Your objective => Provide the data again in its entirety, exactly as given.

Saved entries:
================
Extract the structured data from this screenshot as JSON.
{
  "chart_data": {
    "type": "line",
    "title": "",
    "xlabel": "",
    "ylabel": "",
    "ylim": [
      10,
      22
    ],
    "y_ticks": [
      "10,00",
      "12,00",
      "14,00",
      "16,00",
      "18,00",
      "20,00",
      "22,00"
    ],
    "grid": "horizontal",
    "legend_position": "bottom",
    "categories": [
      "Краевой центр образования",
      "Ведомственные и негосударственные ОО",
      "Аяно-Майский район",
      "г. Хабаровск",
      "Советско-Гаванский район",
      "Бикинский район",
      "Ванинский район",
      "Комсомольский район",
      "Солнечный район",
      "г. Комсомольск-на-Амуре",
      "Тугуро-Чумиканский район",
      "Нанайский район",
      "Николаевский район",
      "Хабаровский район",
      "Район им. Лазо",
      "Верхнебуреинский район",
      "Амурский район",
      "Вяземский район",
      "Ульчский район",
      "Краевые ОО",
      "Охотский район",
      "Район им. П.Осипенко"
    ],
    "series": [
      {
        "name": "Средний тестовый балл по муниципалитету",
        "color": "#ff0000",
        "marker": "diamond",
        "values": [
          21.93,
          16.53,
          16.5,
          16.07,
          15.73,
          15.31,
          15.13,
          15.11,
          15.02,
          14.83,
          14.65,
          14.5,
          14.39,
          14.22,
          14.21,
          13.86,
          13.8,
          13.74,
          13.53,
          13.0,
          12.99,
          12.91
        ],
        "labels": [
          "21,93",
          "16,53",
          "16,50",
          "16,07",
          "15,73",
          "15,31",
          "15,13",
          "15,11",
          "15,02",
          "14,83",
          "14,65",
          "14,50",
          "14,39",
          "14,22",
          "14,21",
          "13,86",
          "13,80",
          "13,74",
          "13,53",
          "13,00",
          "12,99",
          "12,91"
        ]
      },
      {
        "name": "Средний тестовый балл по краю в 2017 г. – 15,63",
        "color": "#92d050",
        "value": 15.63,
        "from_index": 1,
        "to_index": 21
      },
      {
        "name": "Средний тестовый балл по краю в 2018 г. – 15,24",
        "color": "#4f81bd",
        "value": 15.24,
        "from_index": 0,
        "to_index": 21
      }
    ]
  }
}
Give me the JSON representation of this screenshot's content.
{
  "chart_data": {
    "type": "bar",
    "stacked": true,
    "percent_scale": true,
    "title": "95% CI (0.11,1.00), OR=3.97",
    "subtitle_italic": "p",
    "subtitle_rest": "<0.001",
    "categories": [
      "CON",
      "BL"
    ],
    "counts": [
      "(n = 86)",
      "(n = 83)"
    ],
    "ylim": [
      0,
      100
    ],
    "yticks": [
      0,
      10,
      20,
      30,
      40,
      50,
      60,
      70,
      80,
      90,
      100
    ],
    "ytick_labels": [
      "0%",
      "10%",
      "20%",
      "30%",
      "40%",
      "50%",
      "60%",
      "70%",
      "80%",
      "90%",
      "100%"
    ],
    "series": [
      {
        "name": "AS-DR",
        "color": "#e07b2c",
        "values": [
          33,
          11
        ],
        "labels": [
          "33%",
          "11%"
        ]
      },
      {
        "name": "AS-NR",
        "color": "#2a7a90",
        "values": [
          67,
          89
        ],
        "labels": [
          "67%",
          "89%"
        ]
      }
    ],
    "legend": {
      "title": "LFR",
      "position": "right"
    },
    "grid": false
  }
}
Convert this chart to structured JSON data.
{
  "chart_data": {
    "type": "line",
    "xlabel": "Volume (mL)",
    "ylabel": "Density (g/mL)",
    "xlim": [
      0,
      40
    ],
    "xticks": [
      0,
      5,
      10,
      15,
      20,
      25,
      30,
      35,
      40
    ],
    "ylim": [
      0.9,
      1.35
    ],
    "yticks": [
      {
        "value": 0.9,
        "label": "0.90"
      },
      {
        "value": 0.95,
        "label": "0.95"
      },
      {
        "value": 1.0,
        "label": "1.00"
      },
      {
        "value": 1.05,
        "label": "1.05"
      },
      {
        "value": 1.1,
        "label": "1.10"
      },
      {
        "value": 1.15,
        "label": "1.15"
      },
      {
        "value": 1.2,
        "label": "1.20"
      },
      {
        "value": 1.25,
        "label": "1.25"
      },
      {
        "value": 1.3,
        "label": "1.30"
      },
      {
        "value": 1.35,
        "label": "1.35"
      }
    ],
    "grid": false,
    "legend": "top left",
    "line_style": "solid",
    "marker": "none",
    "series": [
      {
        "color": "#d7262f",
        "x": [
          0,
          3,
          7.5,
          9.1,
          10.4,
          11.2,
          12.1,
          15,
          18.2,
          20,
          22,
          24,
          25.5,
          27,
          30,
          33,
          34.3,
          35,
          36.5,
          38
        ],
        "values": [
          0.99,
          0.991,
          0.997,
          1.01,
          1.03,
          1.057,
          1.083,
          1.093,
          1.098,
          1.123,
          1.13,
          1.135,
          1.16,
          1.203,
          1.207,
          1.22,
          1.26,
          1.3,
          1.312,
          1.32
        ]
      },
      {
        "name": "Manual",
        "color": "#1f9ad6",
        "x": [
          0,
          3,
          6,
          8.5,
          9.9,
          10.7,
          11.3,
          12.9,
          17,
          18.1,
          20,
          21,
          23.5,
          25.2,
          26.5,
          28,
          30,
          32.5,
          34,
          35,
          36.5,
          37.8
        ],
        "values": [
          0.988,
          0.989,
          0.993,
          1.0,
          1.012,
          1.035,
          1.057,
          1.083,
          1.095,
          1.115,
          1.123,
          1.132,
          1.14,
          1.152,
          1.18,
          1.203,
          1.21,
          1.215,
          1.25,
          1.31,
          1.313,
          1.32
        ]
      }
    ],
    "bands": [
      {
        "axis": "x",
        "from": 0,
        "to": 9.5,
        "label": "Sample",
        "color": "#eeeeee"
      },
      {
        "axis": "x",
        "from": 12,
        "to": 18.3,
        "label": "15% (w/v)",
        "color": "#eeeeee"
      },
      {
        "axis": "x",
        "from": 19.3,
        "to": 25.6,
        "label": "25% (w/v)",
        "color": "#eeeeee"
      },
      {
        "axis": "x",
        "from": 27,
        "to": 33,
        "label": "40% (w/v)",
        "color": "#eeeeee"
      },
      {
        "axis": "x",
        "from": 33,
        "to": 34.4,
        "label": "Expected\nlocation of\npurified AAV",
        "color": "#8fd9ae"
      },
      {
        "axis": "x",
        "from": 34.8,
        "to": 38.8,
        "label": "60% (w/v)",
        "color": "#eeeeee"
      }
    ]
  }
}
================
Solution to this problem =>
Extract the structured data from this screenshot as JSON.
{
  "chart_data": {
    "type": "line",
    "title": "",
    "xlabel": "",
    "ylabel": "",
    "ylim": [
      10,
      22
    ],
    "y_ticks": [
      "10,00",
      "12,00",
      "14,00",
      "16,00",
      "18,00",
      "20,00",
      "22,00"
    ],
    "grid": "horizontal",
    "legend_position": "bottom",
    "categories": [
      "Краевой центр образования",
      "Ведомственные и негосударственные ОО",
      "Аяно-Майский район",
      "г. Хабаровск",
      "Советско-Гаванский район",
      "Бикинский район",
      "Ванинский район",
      "Комсомольский район",
      "Солнечный район",
      "г. Комсомольск-на-Амуре",
      "Тугуро-Чумиканский район",
      "Нанайский район",
      "Николаевский район",
      "Хабаровский район",
      "Район им. Лазо",
      "Верхнебуреинский район",
      "Амурский район",
      "Вяземский район",
      "Ульчский район",
      "Краевые ОО",
      "Охотский район",
      "Район им. П.Осипенко"
    ],
    "series": [
      {
        "name": "Средний тестовый балл по муниципалитету",
        "color": "#ff0000",
        "marker": "diamond",
        "values": [
          21.93,
          16.53,
          16.5,
          16.07,
          15.73,
          15.31,
          15.13,
          15.11,
          15.02,
          14.83,
          14.65,
          14.5,
          14.39,
          14.22,
          14.21,
          13.86,
          13.8,
          13.74,
          13.53,
          13.0,
          12.99,
          12.91
        ],
        "labels": [
          "21,93",
          "16,53",
          "16,50",
          "16,07",
          "15,73",
          "15,31",
          "15,13",
          "15,11",
          "15,02",
          "14,83",
          "14,65",
          "14,50",
          "14,39",
          "14,22",
          "14,21",
          "13,86",
          "13,80",
          "13,74",
          "13,53",
          "13,00",
          "12,99",
          "12,91"
        ]
      },
      {
        "name": "Средний тестовый балл по краю в 2017 г. – 15,63",
        "color": "#92d050",
        "value": 15.63,
        "from_index": 1,
        "to_index": 21
      },
      {
        "name": "Средний тестовый балл по краю в 2018 г. – 15,24",
        "color": "#4f81bd",
        "value": 15.24,
        "from_index": 0,
        "to_index": 21
      }
    ]
  }
}
Give me the JSON representation of this screenshot's content.
{
  "chart_data": {
    "type": "bar",
    "stacked": true,
    "percent_scale": true,
    "title": "95% CI (0.11,1.00), OR=3.97",
    "subtitle_italic": "p",
    "subtitle_rest": "<0.001",
    "categories": [
      "CON",
      "BL"
    ],
    "counts": [
      "(n = 86)",
      "(n = 83)"
    ],
    "ylim": [
      0,
      100
    ],
    "yticks": [
      0,
      10,
      20,
      30,
      40,
      50,
      60,
      70,
      80,
      90,
      100
    ],
    "ytick_labels": [
      "0%",
      "10%",
      "20%",
      "30%",
      "40%",
      "50%",
      "60%",
      "70%",
      "80%",
      "90%",
      "100%"
    ],
    "series": [
      {
        "name": "AS-DR",
        "color": "#e07b2c",
        "values": [
          33,
          11
        ],
        "labels": [
          "33%",
          "11%"
        ]
      },
      {
        "name": "AS-NR",
        "color": "#2a7a90",
        "values": [
          67,
          89
        ],
        "labels": [
          "67%",
          "89%"
        ]
      }
    ],
    "legend": {
      "title": "LFR",
      "position": "right"
    },
    "grid": false
  }
}
Convert this chart to structured JSON data.
{
  "chart_data": {
    "type": "line",
    "xlabel": "Volume (mL)",
    "ylabel": "Density (g/mL)",
    "xlim": [
      0,
      40
    ],
    "xticks": [
      0,
      5,
      10,
      15,
      20,
      25,
      30,
      35,
      40
    ],
    "ylim": [
      0.9,
      1.35
    ],
    "yticks": [
      {
        "value": 0.9,
        "label": "0.90"
      },
      {
        "value": 0.95,
        "label": "0.95"
      },
      {
        "value": 1.0,
        "label": "1.00"
      },
      {
        "value": 1.05,
        "label": "1.05"
      },
      {
        "value": 1.1,
        "label": "1.10"
      },
      {
        "value": 1.15,
        "label": "1.15"
      },
      {
        "value": 1.2,
        "label": "1.20"
      },
      {
        "value": 1.25,
        "label": "1.25"
      },
      {
        "value": 1.3,
        "label": "1.30"
      },
      {
        "value": 1.35,
        "label": "1.35"
      }
    ],
    "grid": false,
    "legend": "top left",
    "line_style": "solid",
    "marker": "none",
    "series": [
      {
        "color": "#d7262f",
        "x": [
          0,
          3,
          7.5,
          9.1,
          10.4,
          11.2,
          12.1,
          15,
          18.2,
          20,
          22,
          24,
          25.5,
          27,
          30,
          33,
          34.3,
          35,
          36.5,
          38
        ],
        "values": [
          0.99,
          0.991,
          0.997,
          1.01,
          1.03,
          1.057,
          1.083,
          1.093,
          1.098,
          1.123,
          1.13,
          1.135,
          1.16,
          1.203,
          1.207,
          1.22,
          1.26,
          1.3,
          1.312,
          1.32
        ]
      },
      {
        "name": "Manual",
        "color": "#1f9ad6",
        "x": [
          0,
          3,
          6,
          8.5,
          9.9,
          10.7,
          11.3,
          12.9,
          17,
          18.1,
          20,
          21,
          23.5,
          25.2,
          26.5,
          28,
          30,
          32.5,
          34,
          35,
          36.5,
          37.8
        ],
        "values": [
          0.988,
          0.989,
          0.993,
          1.0,
          1.012,
          1.035,
          1.057,
          1.083,
          1.095,
          1.115,
          1.123,
          1.132,
          1.14,
          1.152,
          1.18,
          1.203,
          1.21,
          1.215,
          1.25,
          1.31,
          1.313,
          1.32
        ]
      }
    ],
    "bands": [
      {
        "axis": "x",
        "from": 0,
        "to": 9.5,
        "label": "Sample",
        "color": "#eeeeee"
      },
      {
        "axis": "x",
        "from": 12,
        "to": 18.3,
        "label": "15% (w/v)",
        "color": "#eeeeee"
      },
      {
        "axis": "x",
        "from": 19.3,
        "to": 25.6,
        "label": "25% (w/v)",
        "color": "#eeeeee"
      },
      {
        "axis": "x",
        "from": 27,
        "to": 33,
        "label": "40% (w/v)",
        "color": "#eeeeee"
      },
      {
        "axis": "x",
        "from": 33,
        "to": 34.4,
        "label": "Expected\nlocation of\npurified AAV",
        "color": "#8fd9ae"
      },
      {
        "axis": "x",
        "from": 34.8,
        "to": 38.8,
        "label": "60% (w/v)",
        "color": "#eeeeee"
      }
    ]
  }
}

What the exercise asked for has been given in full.